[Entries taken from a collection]
------------------------------------

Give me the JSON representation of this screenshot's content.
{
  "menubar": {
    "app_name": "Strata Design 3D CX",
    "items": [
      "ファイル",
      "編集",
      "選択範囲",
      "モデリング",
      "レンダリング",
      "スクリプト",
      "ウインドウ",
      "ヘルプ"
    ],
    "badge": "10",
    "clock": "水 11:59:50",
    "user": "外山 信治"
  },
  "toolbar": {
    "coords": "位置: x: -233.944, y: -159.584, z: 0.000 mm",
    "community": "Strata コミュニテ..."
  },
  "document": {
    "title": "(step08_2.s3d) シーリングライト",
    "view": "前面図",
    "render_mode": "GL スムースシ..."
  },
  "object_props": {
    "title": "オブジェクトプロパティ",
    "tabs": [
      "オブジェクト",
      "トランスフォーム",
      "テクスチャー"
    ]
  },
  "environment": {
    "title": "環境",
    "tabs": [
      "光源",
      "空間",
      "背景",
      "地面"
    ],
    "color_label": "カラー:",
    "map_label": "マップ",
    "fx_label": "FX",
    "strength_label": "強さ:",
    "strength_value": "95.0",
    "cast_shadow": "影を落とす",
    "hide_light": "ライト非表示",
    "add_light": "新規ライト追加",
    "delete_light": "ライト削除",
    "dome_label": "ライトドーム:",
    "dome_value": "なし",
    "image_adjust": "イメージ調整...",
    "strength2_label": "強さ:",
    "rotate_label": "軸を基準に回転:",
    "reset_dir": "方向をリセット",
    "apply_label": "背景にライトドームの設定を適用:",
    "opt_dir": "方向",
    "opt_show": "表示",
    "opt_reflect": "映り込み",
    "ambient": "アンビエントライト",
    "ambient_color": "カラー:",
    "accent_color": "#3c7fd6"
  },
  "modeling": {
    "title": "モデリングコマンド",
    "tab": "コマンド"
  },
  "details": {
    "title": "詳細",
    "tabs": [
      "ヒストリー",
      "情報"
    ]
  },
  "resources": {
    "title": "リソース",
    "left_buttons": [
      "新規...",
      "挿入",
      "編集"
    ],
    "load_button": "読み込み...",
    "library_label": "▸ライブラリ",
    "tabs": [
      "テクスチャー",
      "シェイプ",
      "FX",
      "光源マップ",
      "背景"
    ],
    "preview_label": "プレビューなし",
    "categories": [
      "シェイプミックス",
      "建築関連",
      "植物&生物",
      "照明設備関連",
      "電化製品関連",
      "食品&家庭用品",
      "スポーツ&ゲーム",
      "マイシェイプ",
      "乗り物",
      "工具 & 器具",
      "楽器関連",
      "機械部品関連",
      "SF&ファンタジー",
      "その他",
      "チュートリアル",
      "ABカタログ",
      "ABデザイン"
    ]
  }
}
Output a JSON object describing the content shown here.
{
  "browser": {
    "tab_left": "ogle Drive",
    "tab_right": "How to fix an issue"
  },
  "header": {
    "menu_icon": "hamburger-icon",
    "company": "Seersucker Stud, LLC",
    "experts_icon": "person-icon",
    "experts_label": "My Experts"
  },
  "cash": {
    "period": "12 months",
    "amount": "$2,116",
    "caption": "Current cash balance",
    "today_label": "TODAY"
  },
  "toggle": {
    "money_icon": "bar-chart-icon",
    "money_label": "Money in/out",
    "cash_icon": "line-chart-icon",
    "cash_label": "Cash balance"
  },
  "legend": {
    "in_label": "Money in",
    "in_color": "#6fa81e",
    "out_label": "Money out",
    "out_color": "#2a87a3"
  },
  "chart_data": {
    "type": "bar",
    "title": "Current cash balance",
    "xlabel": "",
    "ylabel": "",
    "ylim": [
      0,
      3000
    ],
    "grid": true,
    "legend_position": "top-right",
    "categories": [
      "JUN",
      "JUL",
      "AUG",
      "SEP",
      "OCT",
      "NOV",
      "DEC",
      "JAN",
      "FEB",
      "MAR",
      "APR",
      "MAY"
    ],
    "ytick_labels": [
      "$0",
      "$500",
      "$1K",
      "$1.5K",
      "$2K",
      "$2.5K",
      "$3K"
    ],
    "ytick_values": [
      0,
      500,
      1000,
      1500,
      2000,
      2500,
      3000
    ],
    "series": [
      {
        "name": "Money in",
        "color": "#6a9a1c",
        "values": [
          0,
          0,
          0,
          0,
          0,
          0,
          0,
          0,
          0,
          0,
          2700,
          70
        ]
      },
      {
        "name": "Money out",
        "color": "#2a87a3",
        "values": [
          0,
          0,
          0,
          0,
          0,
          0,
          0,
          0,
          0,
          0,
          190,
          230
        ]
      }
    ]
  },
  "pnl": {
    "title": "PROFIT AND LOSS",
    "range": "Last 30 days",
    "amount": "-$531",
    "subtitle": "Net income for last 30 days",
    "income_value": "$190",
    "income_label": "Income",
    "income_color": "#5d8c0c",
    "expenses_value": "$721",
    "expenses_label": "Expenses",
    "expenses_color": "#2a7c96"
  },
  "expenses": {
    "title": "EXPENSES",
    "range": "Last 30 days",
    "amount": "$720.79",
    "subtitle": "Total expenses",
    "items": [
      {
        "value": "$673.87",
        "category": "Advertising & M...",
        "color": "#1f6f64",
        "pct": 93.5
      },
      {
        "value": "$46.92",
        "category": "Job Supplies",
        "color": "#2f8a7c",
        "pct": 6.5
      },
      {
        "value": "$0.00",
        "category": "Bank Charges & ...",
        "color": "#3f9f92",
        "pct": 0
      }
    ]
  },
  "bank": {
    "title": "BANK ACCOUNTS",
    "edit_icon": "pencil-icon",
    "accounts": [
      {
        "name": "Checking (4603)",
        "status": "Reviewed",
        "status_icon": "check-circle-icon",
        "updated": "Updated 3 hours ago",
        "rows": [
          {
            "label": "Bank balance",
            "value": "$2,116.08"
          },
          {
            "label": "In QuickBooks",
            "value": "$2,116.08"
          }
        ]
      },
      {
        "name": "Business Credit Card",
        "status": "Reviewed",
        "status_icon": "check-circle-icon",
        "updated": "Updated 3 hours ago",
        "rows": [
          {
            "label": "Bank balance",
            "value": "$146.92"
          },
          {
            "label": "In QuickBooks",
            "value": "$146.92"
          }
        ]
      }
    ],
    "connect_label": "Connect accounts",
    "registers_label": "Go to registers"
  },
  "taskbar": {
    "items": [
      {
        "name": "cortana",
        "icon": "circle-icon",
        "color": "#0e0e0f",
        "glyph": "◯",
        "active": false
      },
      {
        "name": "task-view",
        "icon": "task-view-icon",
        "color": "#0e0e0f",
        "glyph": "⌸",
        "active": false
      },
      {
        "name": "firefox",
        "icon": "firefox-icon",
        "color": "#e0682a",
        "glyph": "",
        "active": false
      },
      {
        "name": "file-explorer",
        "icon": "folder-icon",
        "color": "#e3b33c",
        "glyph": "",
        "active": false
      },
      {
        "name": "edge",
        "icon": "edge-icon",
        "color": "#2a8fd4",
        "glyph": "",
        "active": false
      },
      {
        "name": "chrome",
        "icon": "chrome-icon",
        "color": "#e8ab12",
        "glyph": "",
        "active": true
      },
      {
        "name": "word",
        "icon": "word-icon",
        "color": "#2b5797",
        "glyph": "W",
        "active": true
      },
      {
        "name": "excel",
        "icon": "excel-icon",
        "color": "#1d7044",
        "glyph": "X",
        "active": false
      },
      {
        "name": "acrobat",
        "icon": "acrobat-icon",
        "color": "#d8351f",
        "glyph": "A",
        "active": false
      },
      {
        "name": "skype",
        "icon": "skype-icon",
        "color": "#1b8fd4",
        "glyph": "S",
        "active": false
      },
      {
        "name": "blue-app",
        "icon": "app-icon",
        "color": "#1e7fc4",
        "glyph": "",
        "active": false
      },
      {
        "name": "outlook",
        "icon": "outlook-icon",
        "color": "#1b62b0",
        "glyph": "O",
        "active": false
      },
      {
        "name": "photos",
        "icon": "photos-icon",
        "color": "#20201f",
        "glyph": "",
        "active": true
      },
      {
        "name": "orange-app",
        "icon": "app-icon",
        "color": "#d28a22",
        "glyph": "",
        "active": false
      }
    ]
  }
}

------------------------------------

INSTRUCTIONS FOR THE TASK:
Using the entries above, return each line that includes the word "balance".

COMPLETE OUTPUT:
    "caption": "Current cash balance",
    "cash_label": "Cash balance"
    "title": "Current cash balance",
            "label": "Bank balance",
            "label": "Bank balance",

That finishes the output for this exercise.